■ Set task: In the listing below, count the lines containing the string "trình" and state only the number.
start
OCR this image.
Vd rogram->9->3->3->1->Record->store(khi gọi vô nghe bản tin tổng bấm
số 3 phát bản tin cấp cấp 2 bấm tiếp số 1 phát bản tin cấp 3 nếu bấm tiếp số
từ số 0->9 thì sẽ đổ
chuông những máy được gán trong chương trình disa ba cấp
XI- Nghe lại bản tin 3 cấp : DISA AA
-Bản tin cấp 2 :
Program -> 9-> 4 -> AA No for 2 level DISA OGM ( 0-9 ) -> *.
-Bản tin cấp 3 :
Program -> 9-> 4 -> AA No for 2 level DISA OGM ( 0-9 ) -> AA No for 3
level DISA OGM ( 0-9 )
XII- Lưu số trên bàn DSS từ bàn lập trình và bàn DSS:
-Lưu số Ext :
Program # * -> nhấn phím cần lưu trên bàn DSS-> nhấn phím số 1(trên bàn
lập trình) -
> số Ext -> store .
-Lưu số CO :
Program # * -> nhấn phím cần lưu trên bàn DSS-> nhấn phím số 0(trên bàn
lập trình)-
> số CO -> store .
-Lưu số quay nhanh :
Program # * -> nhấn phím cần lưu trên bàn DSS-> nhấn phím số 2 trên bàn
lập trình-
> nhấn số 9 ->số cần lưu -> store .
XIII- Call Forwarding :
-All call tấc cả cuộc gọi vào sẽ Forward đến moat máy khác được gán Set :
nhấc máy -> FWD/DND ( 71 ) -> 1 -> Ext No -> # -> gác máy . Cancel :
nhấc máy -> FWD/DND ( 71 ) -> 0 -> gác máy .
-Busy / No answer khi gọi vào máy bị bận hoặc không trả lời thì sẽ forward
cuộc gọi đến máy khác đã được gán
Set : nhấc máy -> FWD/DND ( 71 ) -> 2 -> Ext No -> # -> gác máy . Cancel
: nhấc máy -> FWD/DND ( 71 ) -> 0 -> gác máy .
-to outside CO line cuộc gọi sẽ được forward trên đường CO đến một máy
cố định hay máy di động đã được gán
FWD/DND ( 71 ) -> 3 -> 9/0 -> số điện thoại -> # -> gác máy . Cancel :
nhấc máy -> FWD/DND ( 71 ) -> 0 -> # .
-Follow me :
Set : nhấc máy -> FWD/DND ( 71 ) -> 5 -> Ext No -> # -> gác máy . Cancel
end
■ Expected answer: 5